## Aim of the exercise
Transcribe the whole listing without a single picture.

--- START OF Rows ---

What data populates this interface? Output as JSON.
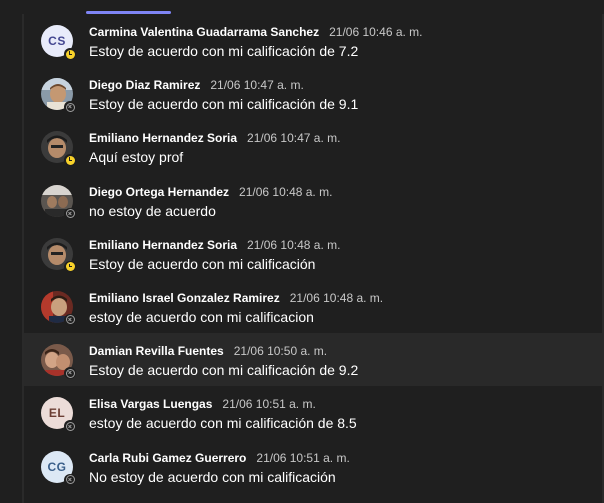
{
  "messages": [
    {
      "author": "Carmina Valentina Guadarrama Sanchez",
      "time": "21/06 10:46 a. m.",
      "text": "Estoy de acuerdo con mi calificación de 7.2",
      "initials": "CS",
      "presence": "away"
    },
    {
      "author": "Diego Diaz Ramirez",
      "time": "21/06 10:47 a. m.",
      "text": "Estoy de acuerdo con mi calificación de 9.1",
      "presence": "offline"
    },
    {
      "author": "Emiliano Hernandez Soria",
      "time": "21/06 10:47 a. m.",
      "text": "Aquí estoy prof",
      "presence": "away"
    },
    {
      "author": "Diego Ortega Hernandez",
      "time": "21/06 10:48 a. m.",
      "text": "no estoy de acuerdo",
      "presence": "offline"
    },
    {
      "author": "Emiliano Hernandez Soria",
      "time": "21/06 10:48 a. m.",
      "text": "Estoy de acuerdo con mi calificación",
      "presence": "away"
    },
    {
      "author": "Emiliano Israel Gonzalez Ramirez",
      "time": "21/06 10:48 a. m.",
      "text": "estoy de acuerdo con mi calificacion",
      "presence": "offline"
    },
    {
      "author": "Damian Revilla Fuentes",
      "time": "21/06 10:50 a. m.",
      "text": "Estoy de acuerdo con mi calificación de 9.2",
      "presence": "offline"
    },
    {
      "author": "Elisa Vargas Luengas",
      "time": "21/06 10:51 a. m.",
      "text": "estoy de acuerdo con mi calificación de 8.5",
      "initials": "EL",
      "presence": "offline"
    },
    {
      "author": "Carla Rubi Gamez Guerrero",
      "time": "21/06 10:51 a. m.",
      "text": "No estoy de acuerdo con mi calificación",
      "initials": "CG",
      "presence": "offline"
    }
  ],
  "colors": {
    "background": "#1f1f1f",
    "accent": "#7f85f5",
    "away": "#f8d22a",
    "offline": "#9e9e9e"
  }
}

--- END OF Rows ---

## The completed task
What data populates this interface? Output as JSON.
{
  "messages": [
    {
      "author": "Carmina Valentina Guadarrama Sanchez",
      "time": "21/06 10:46 a. m.",
      "text": "Estoy de acuerdo con mi calificación de 7.2",
      "initials": "CS",
      "presence": "away"
    },
    {
      "author": "Diego Diaz Ramirez",
      "time": "21/06 10:47 a. m.",
      "text": "Estoy de acuerdo con mi calificación de 9.1",
      "presence": "offline"
    },
    {
      "author": "Emiliano Hernandez Soria",
      "time": "21/06 10:47 a. m.",
      "text": "Aquí estoy prof",
      "presence": "away"
    },
    {
      "author": "Diego Ortega Hernandez",
      "time": "21/06 10:48 a. m.",
      "text": "no estoy de acuerdo",
      "presence": "offline"
    },
    {
      "author": "Emiliano Hernandez Soria",
      "time": "21/06 10:48 a. m.",
      "text": "Estoy de acuerdo con mi calificación",
      "presence": "away"
    },
    {
      "author": "Emiliano Israel Gonzalez Ramirez",
      "time": "21/06 10:48 a. m.",
      "text": "estoy de acuerdo con mi calificacion",
      "presence": "offline"
    },
    {
      "author": "Damian Revilla Fuentes",
      "time": "21/06 10:50 a. m.",
      "text": "Estoy de acuerdo con mi calificación de 9.2",
      "presence": "offline"
    },
    {
      "author": "Elisa Vargas Luengas",
      "time": "21/06 10:51 a. m.",
      "text": "estoy de acuerdo con mi calificación de 8.5",
      "initials": "EL",
      "presence": "offline"
    },
    {
      "author": "Carla Rubi Gamez Guerrero",
      "time": "21/06 10:51 a. m.",
      "text": "No estoy de acuerdo con mi calificación",
      "initials": "CG",
      "presence": "offline"
    }
  ],
  "colors": {
    "background": "#1f1f1f",
    "accent": "#7f85f5",
    "away": "#f8d22a",
    "offline": "#9e9e9e"
  }
}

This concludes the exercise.